_Task requirements:_ Reproduce each line that includes the word "screenshot".

_Records shown:_
+ + + + +
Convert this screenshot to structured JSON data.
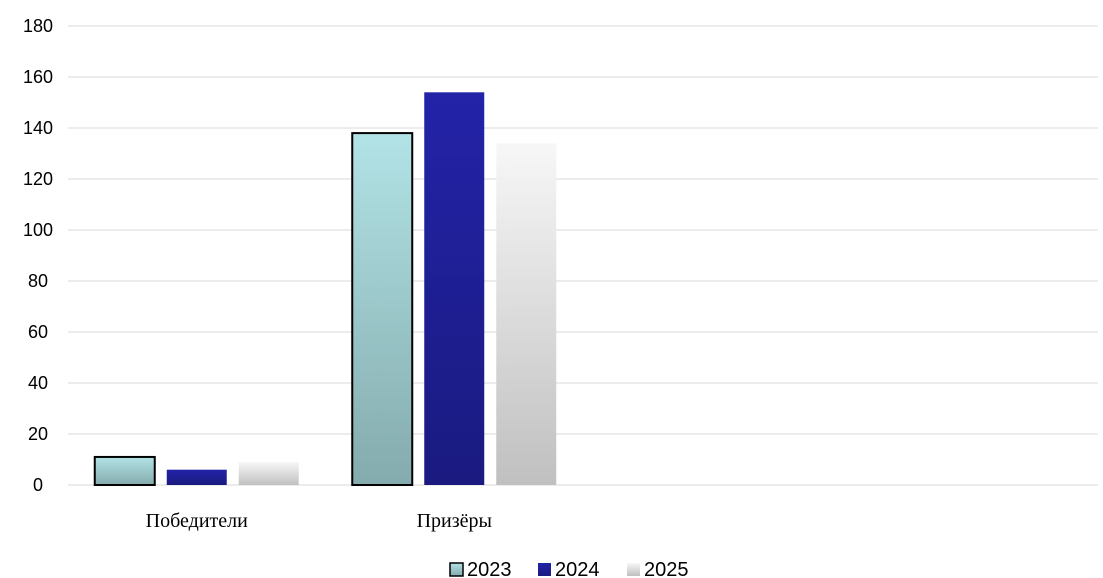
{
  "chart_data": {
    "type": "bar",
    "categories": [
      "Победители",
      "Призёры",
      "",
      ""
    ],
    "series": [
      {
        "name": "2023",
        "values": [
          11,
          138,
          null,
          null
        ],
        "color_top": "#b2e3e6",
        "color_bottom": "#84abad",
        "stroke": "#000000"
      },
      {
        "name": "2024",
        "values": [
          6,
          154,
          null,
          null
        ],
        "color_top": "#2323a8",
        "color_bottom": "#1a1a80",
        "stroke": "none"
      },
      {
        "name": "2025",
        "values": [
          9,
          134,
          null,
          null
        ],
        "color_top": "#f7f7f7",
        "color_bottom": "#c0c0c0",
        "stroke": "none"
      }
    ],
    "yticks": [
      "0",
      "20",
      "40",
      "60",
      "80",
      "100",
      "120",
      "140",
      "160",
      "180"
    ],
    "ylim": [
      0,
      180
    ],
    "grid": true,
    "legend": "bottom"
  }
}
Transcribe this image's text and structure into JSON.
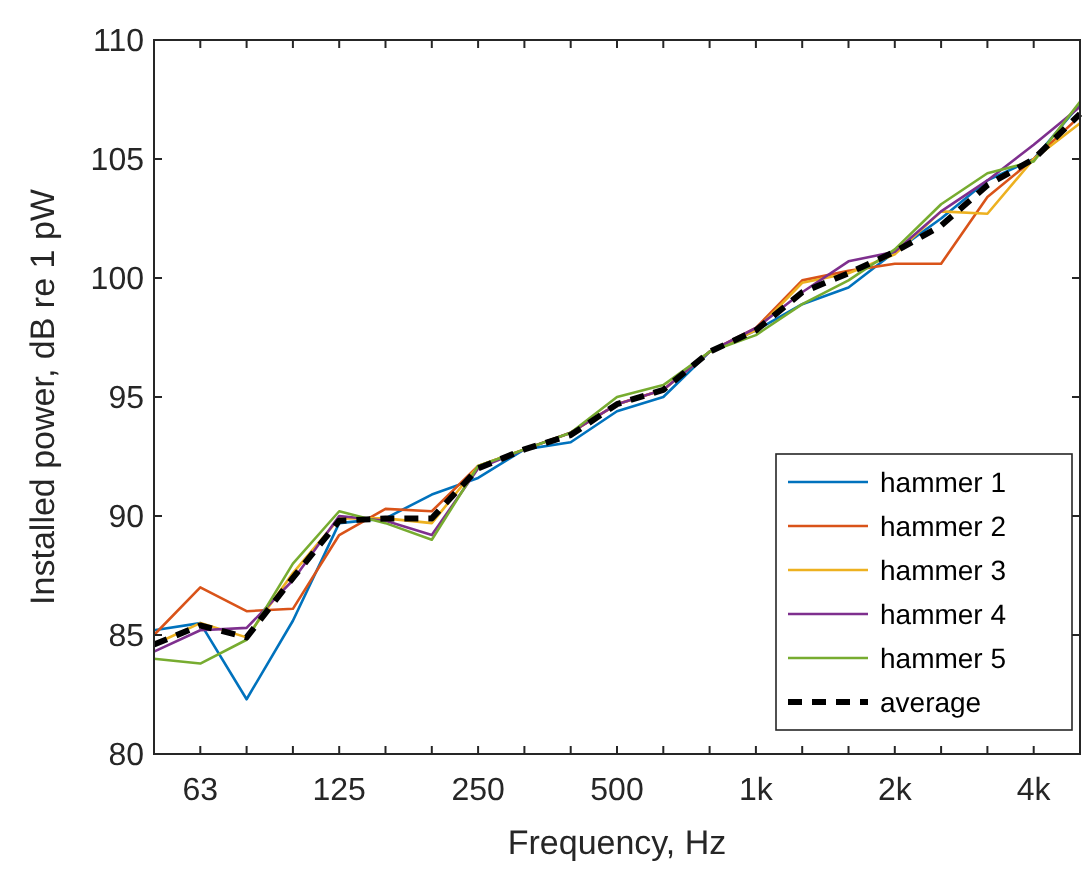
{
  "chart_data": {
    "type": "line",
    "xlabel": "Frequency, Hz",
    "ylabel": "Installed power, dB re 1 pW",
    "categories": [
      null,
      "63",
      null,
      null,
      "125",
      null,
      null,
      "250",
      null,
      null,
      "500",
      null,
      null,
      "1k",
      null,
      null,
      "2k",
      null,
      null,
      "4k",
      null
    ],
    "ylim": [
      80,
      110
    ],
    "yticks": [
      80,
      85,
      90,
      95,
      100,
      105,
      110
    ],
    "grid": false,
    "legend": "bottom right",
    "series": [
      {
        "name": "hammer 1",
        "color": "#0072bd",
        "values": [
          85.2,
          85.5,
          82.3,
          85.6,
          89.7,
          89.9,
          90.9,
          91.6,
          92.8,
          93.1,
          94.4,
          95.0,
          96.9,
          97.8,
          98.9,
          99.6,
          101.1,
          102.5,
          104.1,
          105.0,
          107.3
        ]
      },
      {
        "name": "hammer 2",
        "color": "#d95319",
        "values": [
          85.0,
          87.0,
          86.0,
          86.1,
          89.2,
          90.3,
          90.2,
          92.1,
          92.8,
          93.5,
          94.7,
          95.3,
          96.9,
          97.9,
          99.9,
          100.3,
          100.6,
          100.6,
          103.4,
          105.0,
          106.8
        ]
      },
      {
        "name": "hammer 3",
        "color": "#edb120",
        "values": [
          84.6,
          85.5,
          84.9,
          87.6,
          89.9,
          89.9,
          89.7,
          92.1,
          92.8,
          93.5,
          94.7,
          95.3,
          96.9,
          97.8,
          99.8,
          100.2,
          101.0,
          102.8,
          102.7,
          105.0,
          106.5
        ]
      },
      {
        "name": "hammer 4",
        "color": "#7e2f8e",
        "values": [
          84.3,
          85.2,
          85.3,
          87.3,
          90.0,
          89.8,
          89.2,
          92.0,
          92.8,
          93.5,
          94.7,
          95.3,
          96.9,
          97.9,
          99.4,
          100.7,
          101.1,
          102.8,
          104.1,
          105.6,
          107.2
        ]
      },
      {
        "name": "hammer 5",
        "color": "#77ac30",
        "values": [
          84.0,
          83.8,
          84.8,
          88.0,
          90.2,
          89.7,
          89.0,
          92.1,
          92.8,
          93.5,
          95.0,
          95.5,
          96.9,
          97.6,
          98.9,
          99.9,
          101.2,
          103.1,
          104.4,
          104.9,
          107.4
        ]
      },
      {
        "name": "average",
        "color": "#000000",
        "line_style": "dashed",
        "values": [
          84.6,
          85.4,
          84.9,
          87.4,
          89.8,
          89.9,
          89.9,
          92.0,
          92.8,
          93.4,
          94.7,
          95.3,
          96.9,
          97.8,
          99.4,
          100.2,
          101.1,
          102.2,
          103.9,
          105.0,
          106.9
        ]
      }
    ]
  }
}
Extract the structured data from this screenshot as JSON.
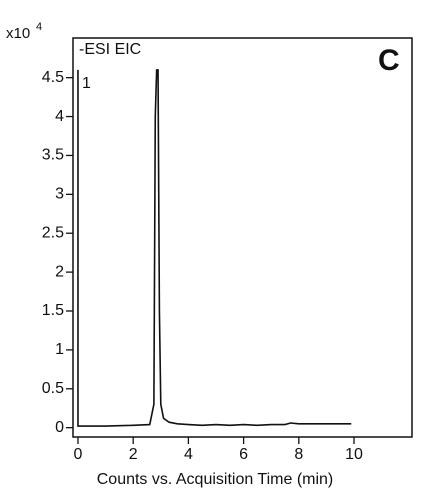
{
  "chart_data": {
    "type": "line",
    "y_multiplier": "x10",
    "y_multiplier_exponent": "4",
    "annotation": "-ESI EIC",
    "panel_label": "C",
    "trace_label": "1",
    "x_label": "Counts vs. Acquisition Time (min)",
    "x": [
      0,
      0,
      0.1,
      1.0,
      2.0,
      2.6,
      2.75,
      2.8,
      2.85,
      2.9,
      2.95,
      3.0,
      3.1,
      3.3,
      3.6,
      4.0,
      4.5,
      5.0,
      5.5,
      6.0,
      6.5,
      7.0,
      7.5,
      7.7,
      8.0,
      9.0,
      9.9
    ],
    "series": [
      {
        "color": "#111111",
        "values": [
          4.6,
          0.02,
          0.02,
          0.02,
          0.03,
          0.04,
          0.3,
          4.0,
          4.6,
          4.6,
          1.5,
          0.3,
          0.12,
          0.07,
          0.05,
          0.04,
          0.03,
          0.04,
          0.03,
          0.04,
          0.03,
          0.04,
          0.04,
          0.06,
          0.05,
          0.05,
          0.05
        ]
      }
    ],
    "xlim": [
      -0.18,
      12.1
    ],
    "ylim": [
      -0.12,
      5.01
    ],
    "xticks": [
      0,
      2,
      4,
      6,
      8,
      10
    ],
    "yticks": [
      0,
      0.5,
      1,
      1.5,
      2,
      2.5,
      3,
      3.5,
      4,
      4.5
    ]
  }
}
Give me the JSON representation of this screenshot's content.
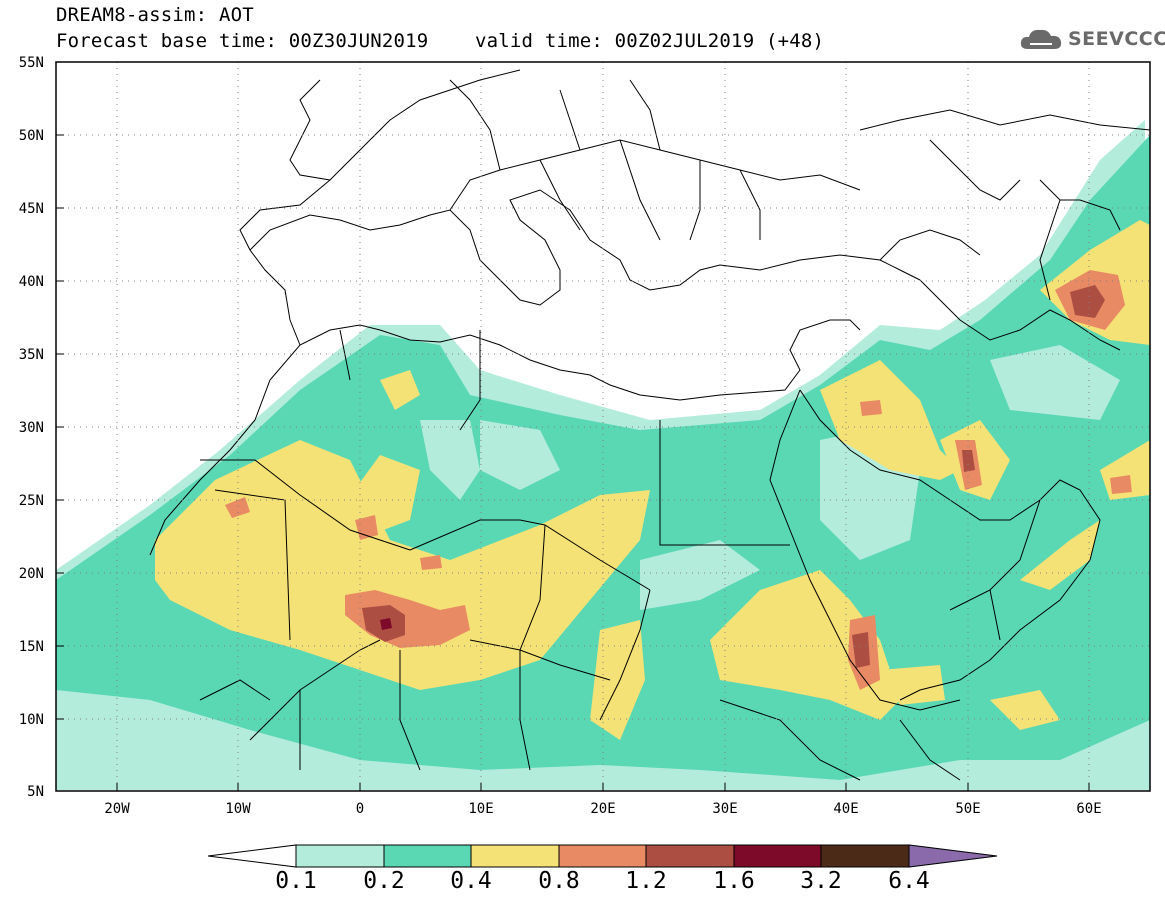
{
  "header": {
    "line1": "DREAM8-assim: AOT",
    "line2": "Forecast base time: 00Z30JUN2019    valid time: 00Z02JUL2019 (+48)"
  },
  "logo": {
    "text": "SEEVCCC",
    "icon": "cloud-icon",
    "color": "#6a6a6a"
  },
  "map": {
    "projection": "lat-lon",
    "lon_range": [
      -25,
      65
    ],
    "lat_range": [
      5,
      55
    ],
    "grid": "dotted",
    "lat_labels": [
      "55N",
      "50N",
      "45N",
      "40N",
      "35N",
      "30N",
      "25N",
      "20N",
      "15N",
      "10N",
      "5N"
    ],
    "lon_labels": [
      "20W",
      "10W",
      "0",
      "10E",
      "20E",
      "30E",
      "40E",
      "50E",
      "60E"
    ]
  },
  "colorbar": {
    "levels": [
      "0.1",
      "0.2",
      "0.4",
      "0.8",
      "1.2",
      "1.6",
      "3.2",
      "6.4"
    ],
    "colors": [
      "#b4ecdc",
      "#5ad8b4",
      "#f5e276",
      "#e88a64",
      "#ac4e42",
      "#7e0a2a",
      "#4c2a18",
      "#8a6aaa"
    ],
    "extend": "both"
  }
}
+ + + + +
_Complete response:_
Convert this screenshot to structured JSON data.
Extract the structured data from this screenshot as JSON.
Give me the JSON representation of this screenshot's content.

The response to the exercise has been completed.